Problem description — Each entry should be quoted word for word, including every mark of punctuation.

Rows from a dataset
··········

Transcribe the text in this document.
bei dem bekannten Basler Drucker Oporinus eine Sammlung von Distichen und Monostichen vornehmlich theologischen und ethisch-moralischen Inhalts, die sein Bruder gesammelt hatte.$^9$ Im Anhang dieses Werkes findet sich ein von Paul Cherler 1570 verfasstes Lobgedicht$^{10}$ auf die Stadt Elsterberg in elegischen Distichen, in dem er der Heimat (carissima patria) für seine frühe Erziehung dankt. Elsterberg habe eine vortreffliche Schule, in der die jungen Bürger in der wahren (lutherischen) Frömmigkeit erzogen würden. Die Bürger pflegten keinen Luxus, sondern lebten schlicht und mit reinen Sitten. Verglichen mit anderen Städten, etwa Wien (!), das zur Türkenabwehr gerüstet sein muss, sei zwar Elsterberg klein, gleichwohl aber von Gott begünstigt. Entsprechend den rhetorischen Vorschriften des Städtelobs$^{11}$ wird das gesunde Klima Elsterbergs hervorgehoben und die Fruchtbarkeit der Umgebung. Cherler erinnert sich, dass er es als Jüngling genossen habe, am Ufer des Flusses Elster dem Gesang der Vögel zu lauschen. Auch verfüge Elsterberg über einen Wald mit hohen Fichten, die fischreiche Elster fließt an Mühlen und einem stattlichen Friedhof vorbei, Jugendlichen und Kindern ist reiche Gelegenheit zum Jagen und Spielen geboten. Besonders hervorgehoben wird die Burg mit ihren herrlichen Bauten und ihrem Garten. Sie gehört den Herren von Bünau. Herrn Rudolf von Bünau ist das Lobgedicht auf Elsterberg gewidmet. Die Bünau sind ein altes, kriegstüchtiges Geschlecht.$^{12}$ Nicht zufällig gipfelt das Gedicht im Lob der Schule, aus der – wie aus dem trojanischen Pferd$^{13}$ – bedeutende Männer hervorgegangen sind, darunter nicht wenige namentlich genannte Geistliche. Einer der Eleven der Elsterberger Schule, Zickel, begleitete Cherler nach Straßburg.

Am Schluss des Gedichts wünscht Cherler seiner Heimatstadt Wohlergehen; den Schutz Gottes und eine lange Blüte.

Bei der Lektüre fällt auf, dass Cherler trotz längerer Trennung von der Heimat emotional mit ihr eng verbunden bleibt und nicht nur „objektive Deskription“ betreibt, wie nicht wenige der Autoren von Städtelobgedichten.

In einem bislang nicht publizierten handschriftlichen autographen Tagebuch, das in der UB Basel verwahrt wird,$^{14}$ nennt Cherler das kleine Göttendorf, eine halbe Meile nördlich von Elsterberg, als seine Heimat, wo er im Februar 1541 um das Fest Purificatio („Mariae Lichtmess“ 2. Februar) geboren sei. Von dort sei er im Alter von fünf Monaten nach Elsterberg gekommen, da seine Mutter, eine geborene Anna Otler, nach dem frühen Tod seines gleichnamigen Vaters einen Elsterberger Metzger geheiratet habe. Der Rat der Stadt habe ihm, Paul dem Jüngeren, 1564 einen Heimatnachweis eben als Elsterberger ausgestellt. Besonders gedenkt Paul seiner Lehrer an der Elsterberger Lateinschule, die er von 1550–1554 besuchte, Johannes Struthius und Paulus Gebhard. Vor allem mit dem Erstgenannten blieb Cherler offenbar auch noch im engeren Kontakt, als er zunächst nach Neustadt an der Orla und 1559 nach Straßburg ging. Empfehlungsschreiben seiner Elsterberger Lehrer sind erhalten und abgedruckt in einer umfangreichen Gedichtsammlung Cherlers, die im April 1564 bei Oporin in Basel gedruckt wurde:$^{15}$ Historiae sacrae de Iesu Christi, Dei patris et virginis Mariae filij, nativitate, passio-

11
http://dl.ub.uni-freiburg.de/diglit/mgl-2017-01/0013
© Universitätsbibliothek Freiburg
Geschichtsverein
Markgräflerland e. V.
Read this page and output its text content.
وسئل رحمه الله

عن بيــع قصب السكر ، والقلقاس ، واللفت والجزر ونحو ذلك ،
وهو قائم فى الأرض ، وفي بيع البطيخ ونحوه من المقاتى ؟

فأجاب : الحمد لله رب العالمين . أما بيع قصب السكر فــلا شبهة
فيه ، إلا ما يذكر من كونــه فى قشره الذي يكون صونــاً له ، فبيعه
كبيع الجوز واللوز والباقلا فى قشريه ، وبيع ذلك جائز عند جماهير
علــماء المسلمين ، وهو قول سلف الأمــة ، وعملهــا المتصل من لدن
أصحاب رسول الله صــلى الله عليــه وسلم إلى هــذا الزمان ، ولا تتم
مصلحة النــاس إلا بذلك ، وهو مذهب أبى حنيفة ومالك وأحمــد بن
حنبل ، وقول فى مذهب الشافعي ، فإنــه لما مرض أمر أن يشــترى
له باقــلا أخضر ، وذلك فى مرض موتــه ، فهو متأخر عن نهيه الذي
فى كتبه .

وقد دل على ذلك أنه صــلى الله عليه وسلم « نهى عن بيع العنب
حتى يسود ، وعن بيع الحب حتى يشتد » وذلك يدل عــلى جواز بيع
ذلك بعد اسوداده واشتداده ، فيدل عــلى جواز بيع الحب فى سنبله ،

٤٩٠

··········

Full solution —
Transcribe the text in this document.
bei dem bekannten Basler Drucker Oporinus eine Sammlung von Distichen und Monostichen vornehmlich theologischen und ethisch-moralischen Inhalts, die sein Bruder gesammelt hatte.$^9$ Im Anhang dieses Werkes findet sich ein von Paul Cherler 1570 verfasstes Lobgedicht$^{10}$ auf die Stadt Elsterberg in elegischen Distichen, in dem er der Heimat (carissima patria) für seine frühe Erziehung dankt. Elsterberg habe eine vortreffliche Schule, in der die jungen Bürger in der wahren (lutherischen) Frömmigkeit erzogen würden. Die Bürger pflegten keinen Luxus, sondern lebten schlicht und mit reinen Sitten. Verglichen mit anderen Städten, etwa Wien (!), das zur Türkenabwehr gerüstet sein muss, sei zwar Elsterberg klein, gleichwohl aber von Gott begünstigt. Entsprechend den rhetorischen Vorschriften des Städtelobs$^{11}$ wird das gesunde Klima Elsterbergs hervorgehoben und die Fruchtbarkeit der Umgebung. Cherler erinnert sich, dass er es als Jüngling genossen habe, am Ufer des Flusses Elster dem Gesang der Vögel zu lauschen. Auch verfüge Elsterberg über einen Wald mit hohen Fichten, die fischreiche Elster fließt an Mühlen und einem stattlichen Friedhof vorbei, Jugendlichen und Kindern ist reiche Gelegenheit zum Jagen und Spielen geboten. Besonders hervorgehoben wird die Burg mit ihren herrlichen Bauten und ihrem Garten. Sie gehört den Herren von Bünau. Herrn Rudolf von Bünau ist das Lobgedicht auf Elsterberg gewidmet. Die Bünau sind ein altes, kriegstüchtiges Geschlecht.$^{12}$ Nicht zufällig gipfelt das Gedicht im Lob der Schule, aus der – wie aus dem trojanischen Pferd$^{13}$ – bedeutende Männer hervorgegangen sind, darunter nicht wenige namentlich genannte Geistliche. Einer der Eleven der Elsterberger Schule, Zickel, begleitete Cherler nach Straßburg.

Am Schluss des Gedichts wünscht Cherler seiner Heimatstadt Wohlergehen; den Schutz Gottes und eine lange Blüte.

Bei der Lektüre fällt auf, dass Cherler trotz längerer Trennung von der Heimat emotional mit ihr eng verbunden bleibt und nicht nur „objektive Deskription“ betreibt, wie nicht wenige der Autoren von Städtelobgedichten.

In einem bislang nicht publizierten handschriftlichen autographen Tagebuch, das in der UB Basel verwahrt wird,$^{14}$ nennt Cherler das kleine Göttendorf, eine halbe Meile nördlich von Elsterberg, als seine Heimat, wo er im Februar 1541 um das Fest Purificatio („Mariae Lichtmess“ 2. Februar) geboren sei. Von dort sei er im Alter von fünf Monaten nach Elsterberg gekommen, da seine Mutter, eine geborene Anna Otler, nach dem frühen Tod seines gleichnamigen Vaters einen Elsterberger Metzger geheiratet habe. Der Rat der Stadt habe ihm, Paul dem Jüngeren, 1564 einen Heimatnachweis eben als Elsterberger ausgestellt. Besonders gedenkt Paul seiner Lehrer an der Elsterberger Lateinschule, die er von 1550–1554 besuchte, Johannes Struthius und Paulus Gebhard. Vor allem mit dem Erstgenannten blieb Cherler offenbar auch noch im engeren Kontakt, als er zunächst nach Neustadt an der Orla und 1559 nach Straßburg ging. Empfehlungsschreiben seiner Elsterberger Lehrer sind erhalten und abgedruckt in einer umfangreichen Gedichtsammlung Cherlers, die im April 1564 bei Oporin in Basel gedruckt wurde:$^{15}$ Historiae sacrae de Iesu Christi, Dei patris et virginis Mariae filij, nativitate, passio-

11
http://dl.ub.uni-freiburg.de/diglit/mgl-2017-01/0013
© Universitätsbibliothek Freiburg
Geschichtsverein
Markgräflerland e. V.
Read this page and output its text content.
وسئل رحمه الله

عن بيــع قصب السكر ، والقلقاس ، واللفت والجزر ونحو ذلك ،
وهو قائم فى الأرض ، وفي بيع البطيخ ونحوه من المقاتى ؟

فأجاب : الحمد لله رب العالمين . أما بيع قصب السكر فــلا شبهة
فيه ، إلا ما يذكر من كونــه فى قشره الذي يكون صونــاً له ، فبيعه
كبيع الجوز واللوز والباقلا فى قشريه ، وبيع ذلك جائز عند جماهير
علــماء المسلمين ، وهو قول سلف الأمــة ، وعملهــا المتصل من لدن
أصحاب رسول الله صــلى الله عليــه وسلم إلى هــذا الزمان ، ولا تتم
مصلحة النــاس إلا بذلك ، وهو مذهب أبى حنيفة ومالك وأحمــد بن
حنبل ، وقول فى مذهب الشافعي ، فإنــه لما مرض أمر أن يشــترى
له باقــلا أخضر ، وذلك فى مرض موتــه ، فهو متأخر عن نهيه الذي
فى كتبه .

وقد دل على ذلك أنه صــلى الله عليه وسلم « نهى عن بيع العنب
حتى يسود ، وعن بيع الحب حتى يشتد » وذلك يدل عــلى جواز بيع
ذلك بعد اسوداده واشتداده ، فيدل عــلى جواز بيع الحب فى سنبله ،

٤٩٠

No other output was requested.